-- start --
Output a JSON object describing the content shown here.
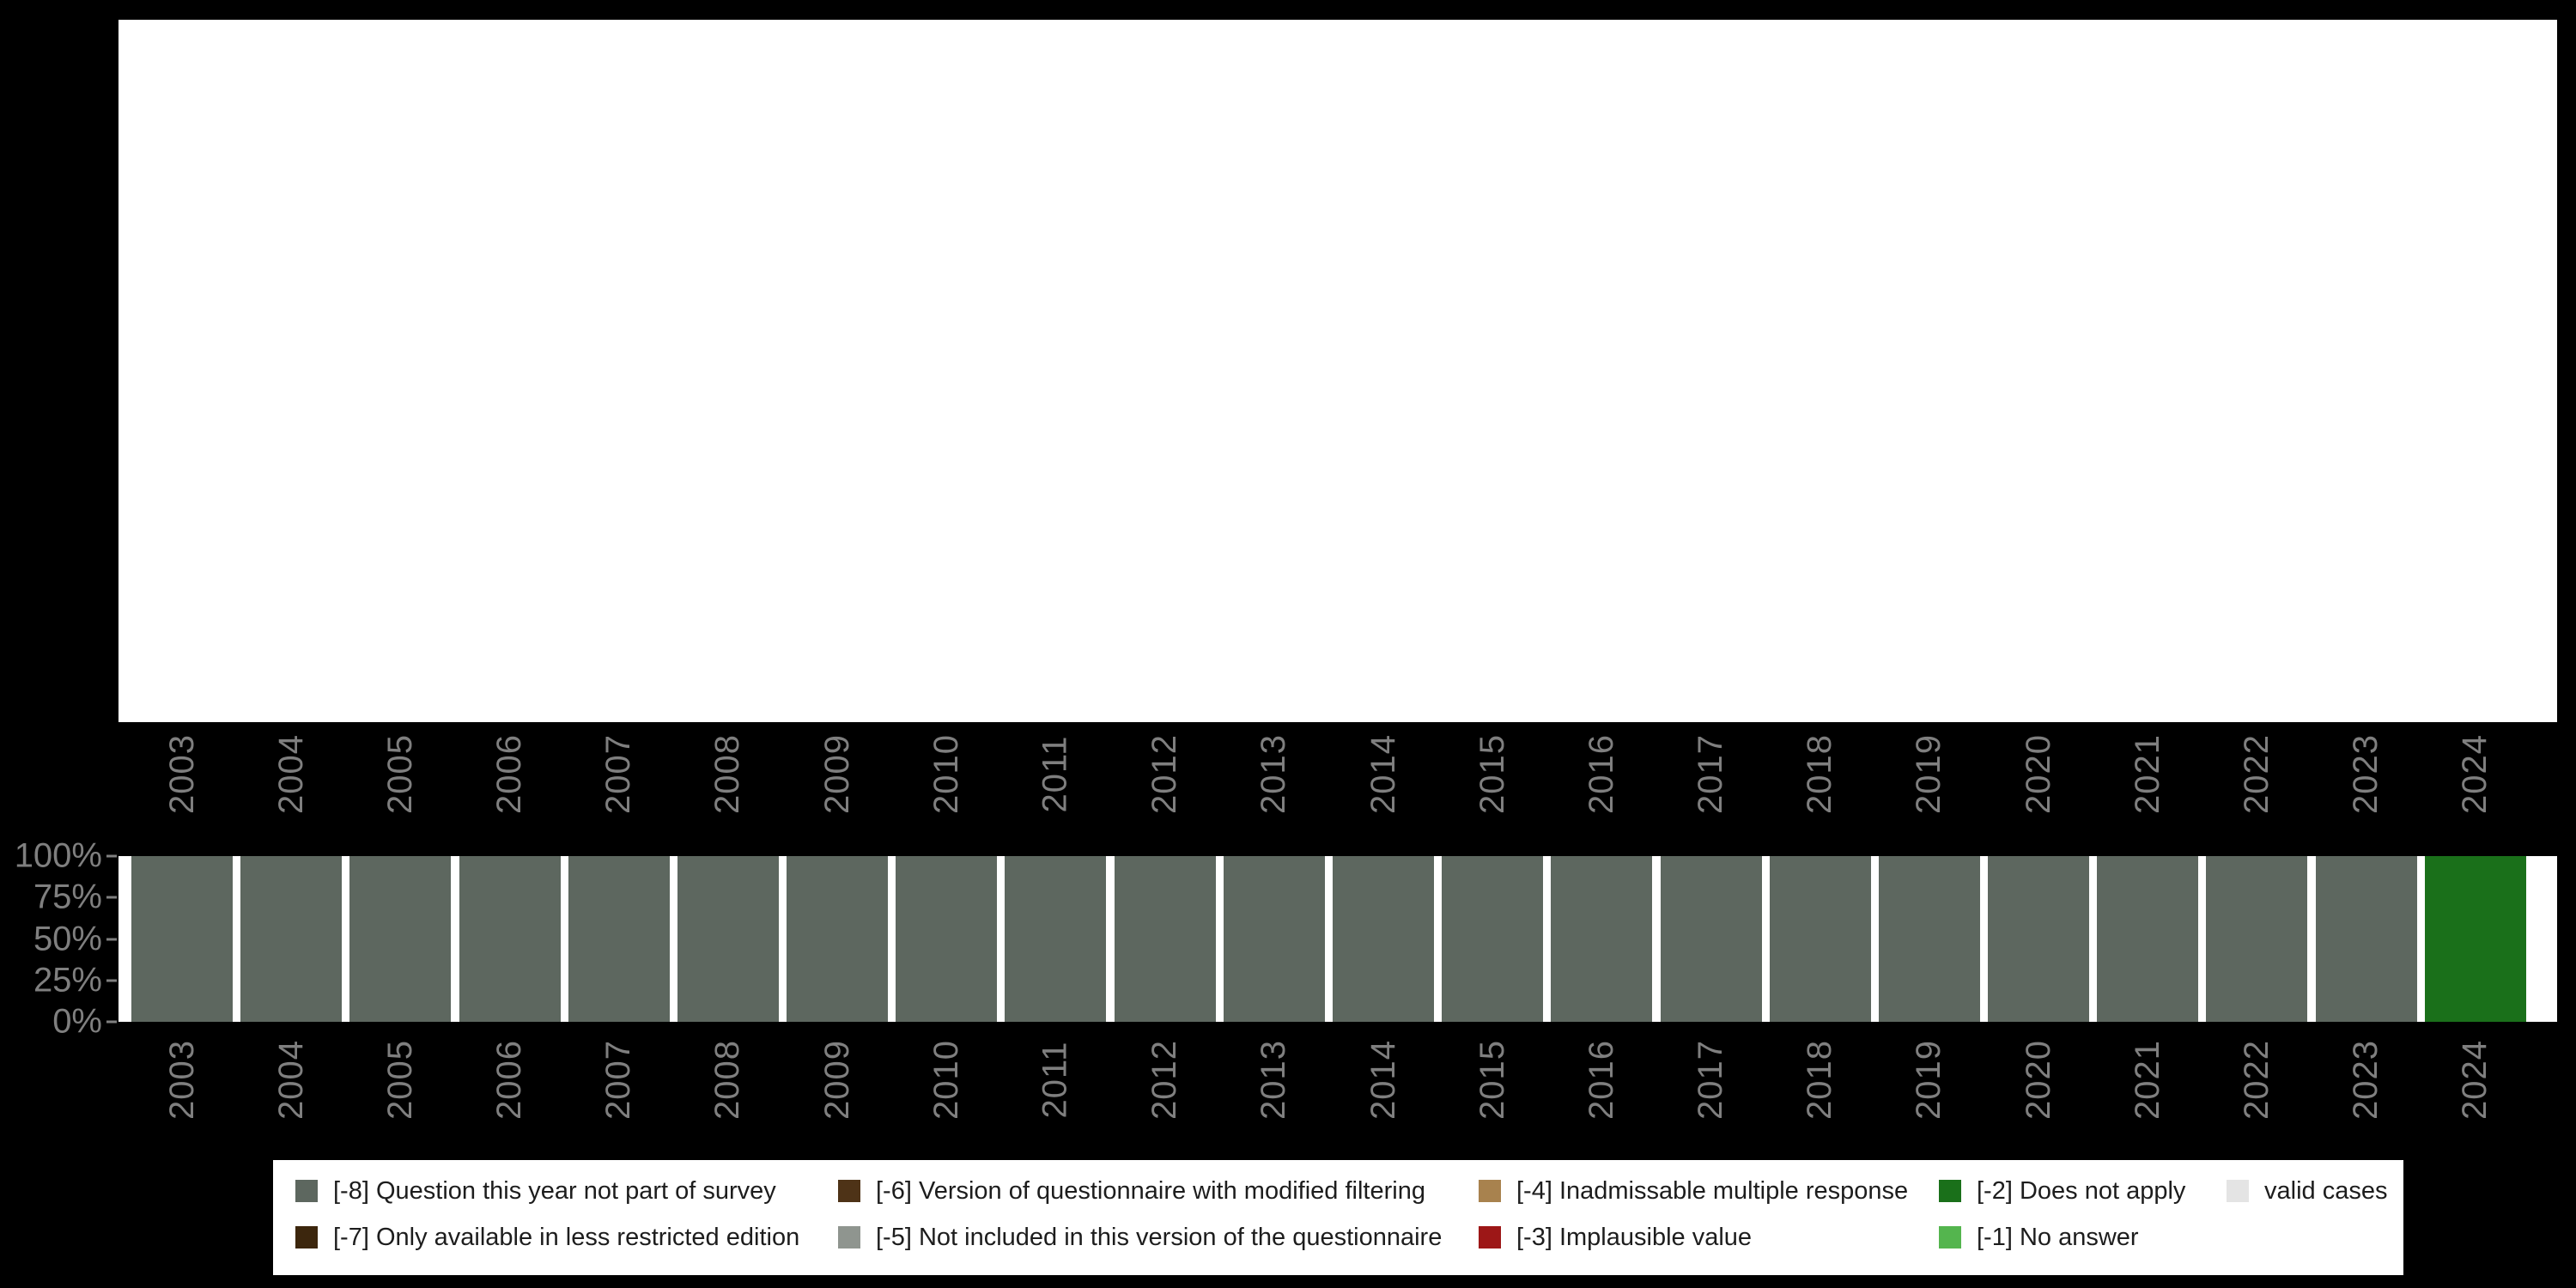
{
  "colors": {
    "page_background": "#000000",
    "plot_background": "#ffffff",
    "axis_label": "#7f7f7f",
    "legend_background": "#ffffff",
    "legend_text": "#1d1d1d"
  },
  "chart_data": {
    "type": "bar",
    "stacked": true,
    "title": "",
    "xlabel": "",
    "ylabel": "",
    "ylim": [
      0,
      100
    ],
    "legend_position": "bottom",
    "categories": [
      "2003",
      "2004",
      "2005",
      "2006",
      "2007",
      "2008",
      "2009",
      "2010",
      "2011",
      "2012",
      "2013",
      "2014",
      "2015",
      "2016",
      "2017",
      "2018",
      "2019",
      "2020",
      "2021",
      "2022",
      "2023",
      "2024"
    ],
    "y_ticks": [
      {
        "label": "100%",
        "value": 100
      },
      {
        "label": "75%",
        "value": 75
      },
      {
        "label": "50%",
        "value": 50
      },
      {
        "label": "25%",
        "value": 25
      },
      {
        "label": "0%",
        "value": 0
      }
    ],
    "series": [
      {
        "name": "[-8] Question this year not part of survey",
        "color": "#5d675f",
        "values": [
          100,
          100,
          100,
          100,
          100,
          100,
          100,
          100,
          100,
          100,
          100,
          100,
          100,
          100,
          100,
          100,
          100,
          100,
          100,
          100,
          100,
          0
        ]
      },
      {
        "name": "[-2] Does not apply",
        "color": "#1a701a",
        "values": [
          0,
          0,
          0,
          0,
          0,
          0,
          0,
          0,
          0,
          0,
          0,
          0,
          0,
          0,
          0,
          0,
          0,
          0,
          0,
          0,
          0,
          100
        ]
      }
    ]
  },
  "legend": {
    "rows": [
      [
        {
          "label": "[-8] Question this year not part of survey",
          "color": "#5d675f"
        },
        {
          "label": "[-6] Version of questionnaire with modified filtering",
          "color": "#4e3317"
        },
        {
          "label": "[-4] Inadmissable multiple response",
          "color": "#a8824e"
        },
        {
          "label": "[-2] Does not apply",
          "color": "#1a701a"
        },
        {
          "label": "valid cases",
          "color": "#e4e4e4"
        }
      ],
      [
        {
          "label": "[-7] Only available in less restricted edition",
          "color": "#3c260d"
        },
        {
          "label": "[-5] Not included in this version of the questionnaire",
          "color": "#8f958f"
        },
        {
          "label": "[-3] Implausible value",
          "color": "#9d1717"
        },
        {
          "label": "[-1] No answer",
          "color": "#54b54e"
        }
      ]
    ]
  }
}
-- end --
-- start --
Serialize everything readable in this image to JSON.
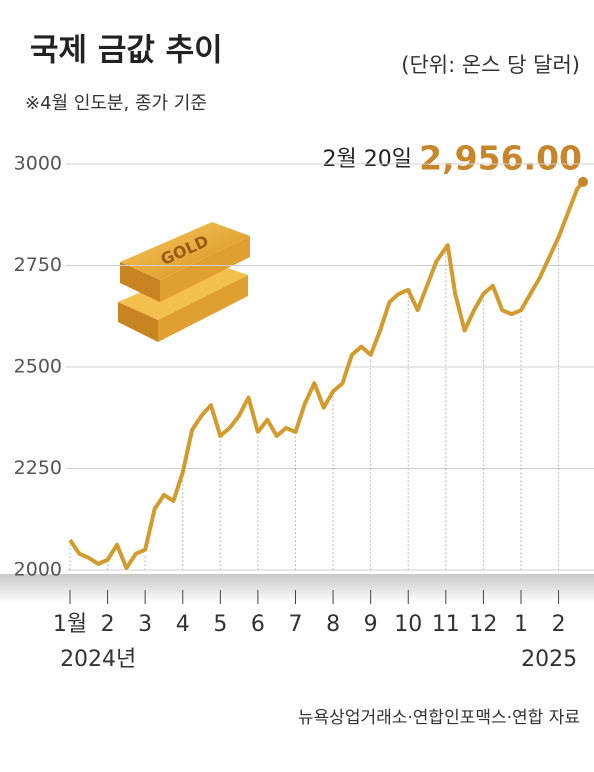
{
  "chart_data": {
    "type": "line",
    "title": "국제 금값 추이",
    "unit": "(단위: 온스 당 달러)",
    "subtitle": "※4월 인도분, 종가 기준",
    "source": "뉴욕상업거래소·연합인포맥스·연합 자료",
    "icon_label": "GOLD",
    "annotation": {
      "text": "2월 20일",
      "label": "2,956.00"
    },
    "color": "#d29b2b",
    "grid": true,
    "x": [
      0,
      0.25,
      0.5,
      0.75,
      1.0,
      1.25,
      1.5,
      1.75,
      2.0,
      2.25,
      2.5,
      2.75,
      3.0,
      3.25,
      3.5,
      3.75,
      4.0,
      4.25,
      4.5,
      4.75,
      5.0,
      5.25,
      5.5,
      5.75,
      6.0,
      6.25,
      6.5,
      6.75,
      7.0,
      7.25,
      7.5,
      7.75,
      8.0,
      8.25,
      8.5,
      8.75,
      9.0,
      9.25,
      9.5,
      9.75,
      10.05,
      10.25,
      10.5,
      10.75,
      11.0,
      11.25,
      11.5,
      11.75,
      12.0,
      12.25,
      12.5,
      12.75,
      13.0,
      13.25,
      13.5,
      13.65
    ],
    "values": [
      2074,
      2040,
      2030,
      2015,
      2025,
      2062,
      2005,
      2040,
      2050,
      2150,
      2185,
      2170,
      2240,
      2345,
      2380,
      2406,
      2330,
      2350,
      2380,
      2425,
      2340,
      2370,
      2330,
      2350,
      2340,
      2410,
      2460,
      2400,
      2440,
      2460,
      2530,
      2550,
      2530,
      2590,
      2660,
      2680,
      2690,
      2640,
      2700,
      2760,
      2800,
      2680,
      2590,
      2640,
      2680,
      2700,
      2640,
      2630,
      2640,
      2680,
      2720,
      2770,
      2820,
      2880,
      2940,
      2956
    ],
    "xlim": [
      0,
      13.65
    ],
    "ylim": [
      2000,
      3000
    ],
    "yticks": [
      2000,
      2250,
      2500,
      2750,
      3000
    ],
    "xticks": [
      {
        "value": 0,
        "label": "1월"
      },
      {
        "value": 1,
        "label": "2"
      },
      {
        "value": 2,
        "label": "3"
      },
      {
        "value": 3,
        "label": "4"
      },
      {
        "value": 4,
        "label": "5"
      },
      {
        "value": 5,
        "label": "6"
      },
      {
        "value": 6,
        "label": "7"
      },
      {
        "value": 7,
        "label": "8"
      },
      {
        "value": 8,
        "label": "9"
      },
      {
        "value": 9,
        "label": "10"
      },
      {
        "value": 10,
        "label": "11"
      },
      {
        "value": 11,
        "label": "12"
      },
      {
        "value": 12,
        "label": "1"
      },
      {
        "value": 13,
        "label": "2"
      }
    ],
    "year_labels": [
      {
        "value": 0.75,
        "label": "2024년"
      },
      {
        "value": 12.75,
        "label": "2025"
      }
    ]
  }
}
-- end --
▸ **Work instructions**
Tally up the lines in the records that contain the word "ffffff" and give only the total.

▸ **Answer below**
2